_Exercise_
Count every line that has "Debtors" in it and give the total, nothing more.

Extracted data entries
## start

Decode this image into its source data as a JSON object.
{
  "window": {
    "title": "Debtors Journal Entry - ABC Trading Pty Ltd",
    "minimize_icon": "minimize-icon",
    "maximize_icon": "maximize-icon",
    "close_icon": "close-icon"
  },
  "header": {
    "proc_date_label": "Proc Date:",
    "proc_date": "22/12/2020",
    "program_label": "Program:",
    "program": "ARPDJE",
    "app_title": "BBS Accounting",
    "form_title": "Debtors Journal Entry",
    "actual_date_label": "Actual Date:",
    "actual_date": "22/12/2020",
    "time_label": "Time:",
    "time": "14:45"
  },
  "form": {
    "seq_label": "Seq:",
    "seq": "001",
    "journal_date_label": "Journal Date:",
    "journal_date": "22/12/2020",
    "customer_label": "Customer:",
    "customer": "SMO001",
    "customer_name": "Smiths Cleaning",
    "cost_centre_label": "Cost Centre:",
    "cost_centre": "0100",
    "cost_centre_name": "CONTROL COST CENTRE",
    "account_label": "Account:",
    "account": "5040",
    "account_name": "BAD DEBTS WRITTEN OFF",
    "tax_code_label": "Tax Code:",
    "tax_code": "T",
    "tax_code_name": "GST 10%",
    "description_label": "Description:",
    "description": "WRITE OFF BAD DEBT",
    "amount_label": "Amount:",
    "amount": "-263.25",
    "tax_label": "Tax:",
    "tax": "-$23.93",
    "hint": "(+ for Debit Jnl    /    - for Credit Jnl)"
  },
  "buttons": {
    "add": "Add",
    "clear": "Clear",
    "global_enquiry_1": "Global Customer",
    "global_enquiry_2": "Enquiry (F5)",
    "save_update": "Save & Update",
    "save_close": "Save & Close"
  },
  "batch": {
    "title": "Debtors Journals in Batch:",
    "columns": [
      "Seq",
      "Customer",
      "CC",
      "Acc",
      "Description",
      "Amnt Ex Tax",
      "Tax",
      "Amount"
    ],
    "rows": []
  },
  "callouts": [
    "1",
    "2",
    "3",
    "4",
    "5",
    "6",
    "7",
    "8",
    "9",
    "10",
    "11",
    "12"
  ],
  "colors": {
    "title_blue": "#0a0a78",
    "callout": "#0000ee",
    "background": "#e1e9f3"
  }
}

## end

_Final answer_
3